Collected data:

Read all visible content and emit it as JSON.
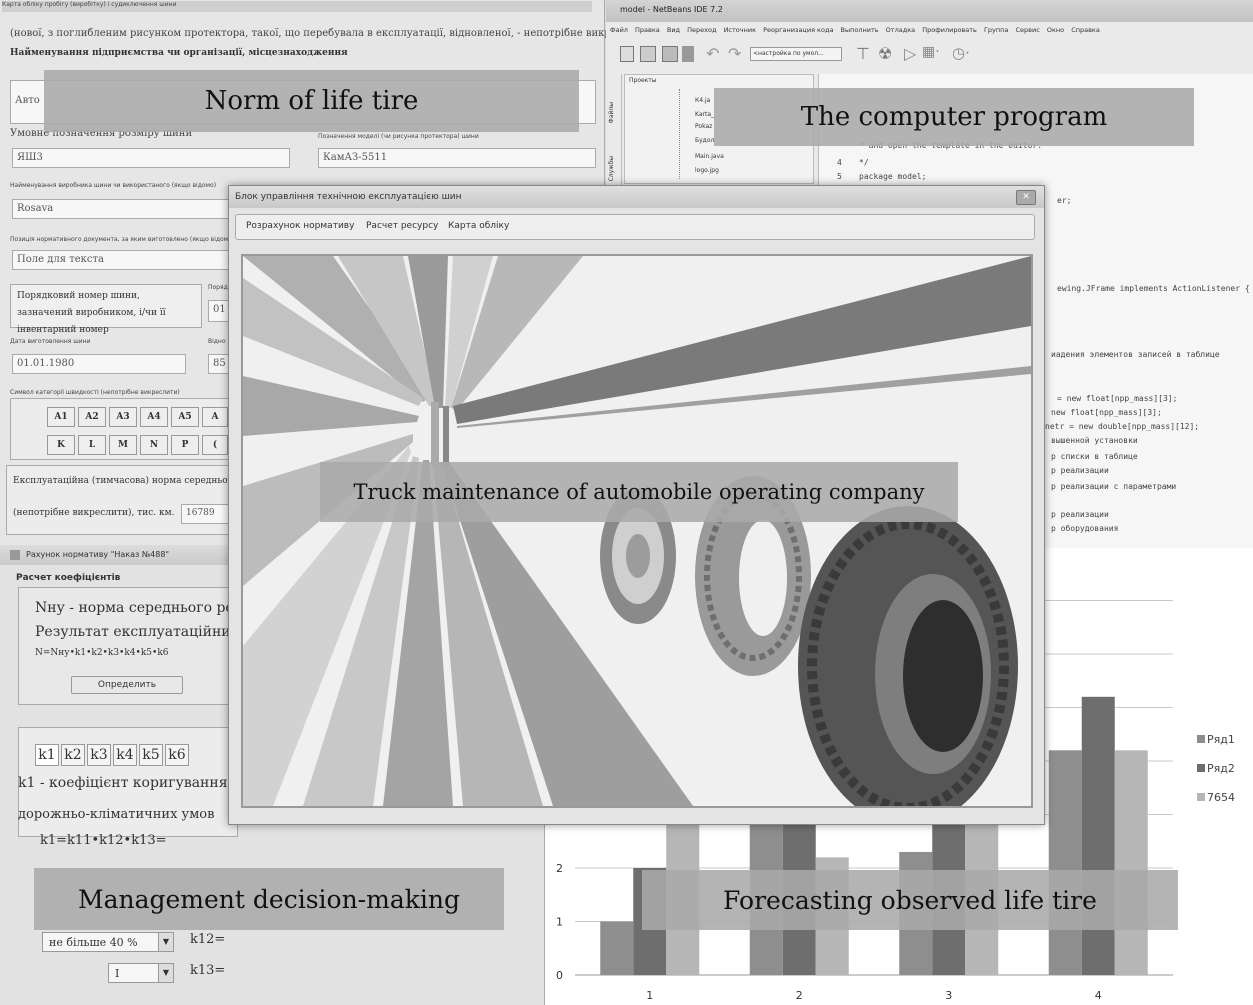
{
  "left_form": {
    "window_title": "Карта обліку пробігу (виробітку) і судиключення шини",
    "header_text": "(нової, з поглибленим рисунком протектора, такої, що перебувала в експлуатації, відновленої, - непотрібне викреслити)",
    "org_label": "Найменування підприємства чи організації, місцезнаходження",
    "org_value": "Авто",
    "size_label": "Умовне позначення розміру шини",
    "model_label": "Позначення моделі (чи рисунка протектора) шини",
    "size_value": "ЯШ3",
    "model_value": "КамАЗ-5511",
    "maker_label": "Найменування виробника шини чи використаного (якщо відомо)",
    "maker_value": "Rosava",
    "doc_label": "Позиція нормативного документа, за яким виготовлено (якщо відомо)",
    "doc_value": "Поле для текста",
    "serial_label": "Порядковий номер шини, зазначений виробником, і/чи її інвентарний номер",
    "serial_side_label": "Поряд",
    "serial_value": "01",
    "date_label": "Дата виготовлення шини",
    "date_side_label": "Відно",
    "date_value": "01.01.1980",
    "date_side_value": "85",
    "speed_label": "Символ категорії швидкості (непотрібне викреслити)",
    "speed_row1": [
      "A1",
      "A2",
      "A3",
      "A4",
      "A5",
      "A"
    ],
    "speed_row2": [
      "K",
      "L",
      "M",
      "N",
      "P",
      "("
    ],
    "norm_text1": "Експлуатаційна (тимчасова) норма середньог",
    "norm_text2": "(непотрібне викреслити), тис. км.",
    "norm_value": "16789"
  },
  "norm_window": {
    "title": "Рахунок нормативу \"Наказ №488\"",
    "section": "Расчет коефіцієнтів",
    "line1": "Nну - норма середнього рес",
    "line2": "Результат експлуатаційних",
    "formula": "N=Nну•k1•k2•k3•k4•k5•k6",
    "button": "Определить",
    "tabs": [
      "k1",
      "k2",
      "k3",
      "k4",
      "k5",
      "k6"
    ],
    "k1_text1": "k1 - коефіцієнт коригування",
    "k1_text2": "дорожньо-кліматичних умов",
    "k1_formula": "k1=k11•k12•k13=",
    "combo1": "не більше 40 %",
    "k12": "k12=",
    "combo2": "I",
    "k13": "k13="
  },
  "ide": {
    "title": "model - NetBeans IDE 7.2",
    "menu": [
      "Файл",
      "Правка",
      "Вид",
      "Переход",
      "Источник",
      "Реорганизация кода",
      "Выполнить",
      "Отладка",
      "Профилировать",
      "Группа",
      "Сервис",
      "Окно",
      "Справка"
    ],
    "config_combo": "<настройка по умол...",
    "projects_tab": "Проекты",
    "side_tabs": [
      "Файлы",
      "Службы"
    ],
    "tree_items": [
      "К4.ja",
      "Karta_",
      "Pokaz",
      "Будол",
      "Main.java",
      "logo.jpg"
    ],
    "code_lines": [
      {
        "num": "",
        "text": " * and open the template in the editor."
      },
      {
        "num": "4",
        "text": " */"
      },
      {
        "num": "5",
        "text": "package model;"
      },
      {
        "num": "",
        "text": "er;"
      },
      {
        "num": "",
        "text": "ewing.JFrame implements ActionListener {"
      },
      {
        "num": "",
        "text": "иадения элементов записей в таблице"
      },
      {
        "num": "",
        "text": "= new float[npp_mass][3];"
      },
      {
        "num": "",
        "text": "new float[npp_mass][3];"
      },
      {
        "num": "",
        "text": "netr = new double[npp_mass][12];"
      },
      {
        "num": "",
        "text": "вышенной установки"
      },
      {
        "num": "",
        "text": "р списки в таблице"
      },
      {
        "num": "",
        "text": "р реализации"
      },
      {
        "num": "",
        "text": "р реализации с параметрами"
      },
      {
        "num": "",
        "text": "р реализации"
      },
      {
        "num": "",
        "text": "р оборудования"
      }
    ]
  },
  "main_window": {
    "title": "Блок управління технічною експлуатацією шин",
    "menu": [
      "Розрахунок нормативу",
      "Расчет ресурсу",
      "Карта обліку"
    ]
  },
  "overlays": {
    "norm": "Norm of life tire",
    "program": "The computer program",
    "truck": "Truck maintenance of automobile operating company",
    "management": "Management decision-making",
    "forecast": "Forecasting observed life tire"
  },
  "chart_data": {
    "type": "bar",
    "categories": [
      "1",
      "2",
      "3",
      "4"
    ],
    "series": [
      {
        "name": "Ряд1",
        "values": [
          1,
          3.2,
          2.3,
          4.2
        ],
        "color": "#8e8e8e"
      },
      {
        "name": "Ряд2",
        "values": [
          2,
          3.8,
          3.4,
          5.2
        ],
        "color": "#6e6e6e"
      },
      {
        "name": "7654",
        "values": [
          3.1,
          2.2,
          3.6,
          4.2
        ],
        "color": "#b6b6b6"
      }
    ],
    "y_ticks": [
      "0",
      "1",
      "2"
    ],
    "ylim": [
      0,
      8
    ],
    "grid": true,
    "legend": "right"
  }
}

**TO DO:**
Transcribe the preceding listing in its entirety and with exact wording, leaving out pictures.

**EXERCISE ANSWER:**
Read all visible content and emit it as JSON.
{
  "left_form": {
    "window_title": "Карта обліку пробігу (виробітку) і судиключення шини",
    "header_text": "(нової, з поглибленим рисунком протектора, такої, що перебувала в експлуатації, відновленої, - непотрібне викреслити)",
    "org_label": "Найменування підприємства чи організації, місцезнаходження",
    "org_value": "Авто",
    "size_label": "Умовне позначення розміру шини",
    "model_label": "Позначення моделі (чи рисунка протектора) шини",
    "size_value": "ЯШ3",
    "model_value": "КамАЗ-5511",
    "maker_label": "Найменування виробника шини чи використаного (якщо відомо)",
    "maker_value": "Rosava",
    "doc_label": "Позиція нормативного документа, за яким виготовлено (якщо відомо)",
    "doc_value": "Поле для текста",
    "serial_label": "Порядковий номер шини, зазначений виробником, і/чи її інвентарний номер",
    "serial_side_label": "Поряд",
    "serial_value": "01",
    "date_label": "Дата виготовлення шини",
    "date_side_label": "Відно",
    "date_value": "01.01.1980",
    "date_side_value": "85",
    "speed_label": "Символ категорії швидкості (непотрібне викреслити)",
    "speed_row1": [
      "A1",
      "A2",
      "A3",
      "A4",
      "A5",
      "A"
    ],
    "speed_row2": [
      "K",
      "L",
      "M",
      "N",
      "P",
      "("
    ],
    "norm_text1": "Експлуатаційна (тимчасова) норма середньог",
    "norm_text2": "(непотрібне викреслити), тис. км.",
    "norm_value": "16789"
  },
  "norm_window": {
    "title": "Рахунок нормативу \"Наказ №488\"",
    "section": "Расчет коефіцієнтів",
    "line1": "Nну - норма середнього рес",
    "line2": "Результат експлуатаційних",
    "formula": "N=Nну•k1•k2•k3•k4•k5•k6",
    "button": "Определить",
    "tabs": [
      "k1",
      "k2",
      "k3",
      "k4",
      "k5",
      "k6"
    ],
    "k1_text1": "k1 - коефіцієнт коригування",
    "k1_text2": "дорожньо-кліматичних умов",
    "k1_formula": "k1=k11•k12•k13=",
    "combo1": "не більше 40 %",
    "k12": "k12=",
    "combo2": "I",
    "k13": "k13="
  },
  "ide": {
    "title": "model - NetBeans IDE 7.2",
    "menu": [
      "Файл",
      "Правка",
      "Вид",
      "Переход",
      "Источник",
      "Реорганизация кода",
      "Выполнить",
      "Отладка",
      "Профилировать",
      "Группа",
      "Сервис",
      "Окно",
      "Справка"
    ],
    "config_combo": "<настройка по умол...",
    "projects_tab": "Проекты",
    "side_tabs": [
      "Файлы",
      "Службы"
    ],
    "tree_items": [
      "К4.ja",
      "Karta_",
      "Pokaz",
      "Будол",
      "Main.java",
      "logo.jpg"
    ],
    "code_lines": [
      {
        "num": "",
        "text": " * and open the template in the editor."
      },
      {
        "num": "4",
        "text": " */"
      },
      {
        "num": "5",
        "text": "package model;"
      },
      {
        "num": "",
        "text": "er;"
      },
      {
        "num": "",
        "text": "ewing.JFrame implements ActionListener {"
      },
      {
        "num": "",
        "text": "иадения элементов записей в таблице"
      },
      {
        "num": "",
        "text": "= new float[npp_mass][3];"
      },
      {
        "num": "",
        "text": "new float[npp_mass][3];"
      },
      {
        "num": "",
        "text": "netr = new double[npp_mass][12];"
      },
      {
        "num": "",
        "text": "вышенной установки"
      },
      {
        "num": "",
        "text": "р списки в таблице"
      },
      {
        "num": "",
        "text": "р реализации"
      },
      {
        "num": "",
        "text": "р реализации с параметрами"
      },
      {
        "num": "",
        "text": "р реализации"
      },
      {
        "num": "",
        "text": "р оборудования"
      }
    ]
  },
  "main_window": {
    "title": "Блок управління технічною експлуатацією шин",
    "menu": [
      "Розрахунок нормативу",
      "Расчет ресурсу",
      "Карта обліку"
    ]
  },
  "overlays": {
    "norm": "Norm of life tire",
    "program": "The computer program",
    "truck": "Truck maintenance of automobile operating company",
    "management": "Management decision-making",
    "forecast": "Forecasting observed life tire"
  },
  "chart_data": {
    "type": "bar",
    "categories": [
      "1",
      "2",
      "3",
      "4"
    ],
    "series": [
      {
        "name": "Ряд1",
        "values": [
          1,
          3.2,
          2.3,
          4.2
        ],
        "color": "#8e8e8e"
      },
      {
        "name": "Ряд2",
        "values": [
          2,
          3.8,
          3.4,
          5.2
        ],
        "color": "#6e6e6e"
      },
      {
        "name": "7654",
        "values": [
          3.1,
          2.2,
          3.6,
          4.2
        ],
        "color": "#b6b6b6"
      }
    ],
    "y_ticks": [
      "0",
      "1",
      "2"
    ],
    "ylim": [
      0,
      8
    ],
    "grid": true,
    "legend": "right"
  }
}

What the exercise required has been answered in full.